■ EXERCISE BRIEF: Reproduce the following records exactly from the line containing "What does this" onward, ending with the last line and including it.

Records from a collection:
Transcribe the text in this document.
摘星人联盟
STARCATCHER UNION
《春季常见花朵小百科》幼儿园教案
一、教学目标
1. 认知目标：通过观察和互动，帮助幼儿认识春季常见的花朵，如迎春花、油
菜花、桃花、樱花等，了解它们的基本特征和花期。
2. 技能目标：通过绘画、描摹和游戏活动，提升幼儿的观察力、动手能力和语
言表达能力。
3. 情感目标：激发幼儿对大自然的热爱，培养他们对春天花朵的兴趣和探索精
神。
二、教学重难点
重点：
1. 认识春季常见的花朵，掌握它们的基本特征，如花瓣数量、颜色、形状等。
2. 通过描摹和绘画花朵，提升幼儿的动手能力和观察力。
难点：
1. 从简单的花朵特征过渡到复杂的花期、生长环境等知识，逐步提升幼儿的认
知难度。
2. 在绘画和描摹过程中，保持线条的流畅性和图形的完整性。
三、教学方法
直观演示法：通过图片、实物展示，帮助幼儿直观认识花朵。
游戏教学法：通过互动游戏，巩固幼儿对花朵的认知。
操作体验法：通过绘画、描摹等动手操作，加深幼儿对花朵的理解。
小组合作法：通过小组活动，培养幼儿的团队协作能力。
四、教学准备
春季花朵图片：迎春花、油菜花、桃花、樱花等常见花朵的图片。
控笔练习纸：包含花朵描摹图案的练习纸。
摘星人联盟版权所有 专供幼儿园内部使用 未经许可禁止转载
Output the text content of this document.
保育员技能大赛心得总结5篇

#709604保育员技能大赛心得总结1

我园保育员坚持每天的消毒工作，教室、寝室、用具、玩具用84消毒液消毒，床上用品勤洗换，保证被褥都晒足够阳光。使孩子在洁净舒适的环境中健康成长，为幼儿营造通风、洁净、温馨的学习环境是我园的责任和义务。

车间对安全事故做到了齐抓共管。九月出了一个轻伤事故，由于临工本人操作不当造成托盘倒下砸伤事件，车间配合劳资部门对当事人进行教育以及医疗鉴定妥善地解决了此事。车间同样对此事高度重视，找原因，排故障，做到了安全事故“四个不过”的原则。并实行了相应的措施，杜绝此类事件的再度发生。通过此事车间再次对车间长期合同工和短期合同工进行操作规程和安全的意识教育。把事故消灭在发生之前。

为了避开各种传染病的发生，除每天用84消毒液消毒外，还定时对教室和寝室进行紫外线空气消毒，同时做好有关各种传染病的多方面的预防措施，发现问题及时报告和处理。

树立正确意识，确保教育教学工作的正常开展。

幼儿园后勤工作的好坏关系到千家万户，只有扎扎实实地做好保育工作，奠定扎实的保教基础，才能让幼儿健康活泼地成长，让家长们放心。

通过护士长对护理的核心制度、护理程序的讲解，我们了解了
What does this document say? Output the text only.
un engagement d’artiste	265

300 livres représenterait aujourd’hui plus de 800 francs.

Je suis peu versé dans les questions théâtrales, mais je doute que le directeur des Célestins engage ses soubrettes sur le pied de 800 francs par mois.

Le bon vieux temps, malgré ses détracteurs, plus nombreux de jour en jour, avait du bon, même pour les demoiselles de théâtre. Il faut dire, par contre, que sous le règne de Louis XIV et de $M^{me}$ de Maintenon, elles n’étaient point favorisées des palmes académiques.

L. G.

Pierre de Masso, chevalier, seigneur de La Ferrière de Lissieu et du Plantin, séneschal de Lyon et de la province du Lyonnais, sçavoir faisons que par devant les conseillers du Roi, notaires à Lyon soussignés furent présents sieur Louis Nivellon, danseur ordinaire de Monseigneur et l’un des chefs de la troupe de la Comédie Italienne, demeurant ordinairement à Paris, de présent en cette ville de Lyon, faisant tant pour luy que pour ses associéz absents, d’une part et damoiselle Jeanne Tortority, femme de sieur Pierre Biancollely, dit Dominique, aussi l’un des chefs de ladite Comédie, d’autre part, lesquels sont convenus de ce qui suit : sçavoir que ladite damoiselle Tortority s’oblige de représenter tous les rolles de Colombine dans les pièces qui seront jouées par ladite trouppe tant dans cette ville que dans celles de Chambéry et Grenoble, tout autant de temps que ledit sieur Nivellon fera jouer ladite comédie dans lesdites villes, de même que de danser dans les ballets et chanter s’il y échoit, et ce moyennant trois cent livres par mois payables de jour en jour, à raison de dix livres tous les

■ TASK OUTPUT:
What does this document say? Output the text only.
un engagement d’artiste	265

300 livres représenterait aujourd’hui plus de 800 francs.

Je suis peu versé dans les questions théâtrales, mais je doute que le directeur des Célestins engage ses soubrettes sur le pied de 800 francs par mois.

Le bon vieux temps, malgré ses détracteurs, plus nombreux de jour en jour, avait du bon, même pour les demoiselles de théâtre. Il faut dire, par contre, que sous le règne de Louis XIV et de $M^{me}$ de Maintenon, elles n’étaient point favorisées des palmes académiques.

L. G.

Pierre de Masso, chevalier, seigneur de La Ferrière de Lissieu et du Plantin, séneschal de Lyon et de la province du Lyonnais, sçavoir faisons que par devant les conseillers du Roi, notaires à Lyon soussignés furent présents sieur Louis Nivellon, danseur ordinaire de Monseigneur et l’un des chefs de la troupe de la Comédie Italienne, demeurant ordinairement à Paris, de présent en cette ville de Lyon, faisant tant pour luy que pour ses associéz absents, d’une part et damoiselle Jeanne Tortority, femme de sieur Pierre Biancollely, dit Dominique, aussi l’un des chefs de ladite Comédie, d’autre part, lesquels sont convenus de ce qui suit : sçavoir que ladite damoiselle Tortority s’oblige de représenter tous les rolles de Colombine dans les pièces qui seront jouées par ladite trouppe tant dans cette ville que dans celles de Chambéry et Grenoble, tout autant de temps que ledit sieur Nivellon fera jouer ladite comédie dans lesdites villes, de même que de danser dans les ballets et chanter s’il y échoit, et ce moyennant trois cent livres par mois payables de jour en jour, à raison de dix livres tous les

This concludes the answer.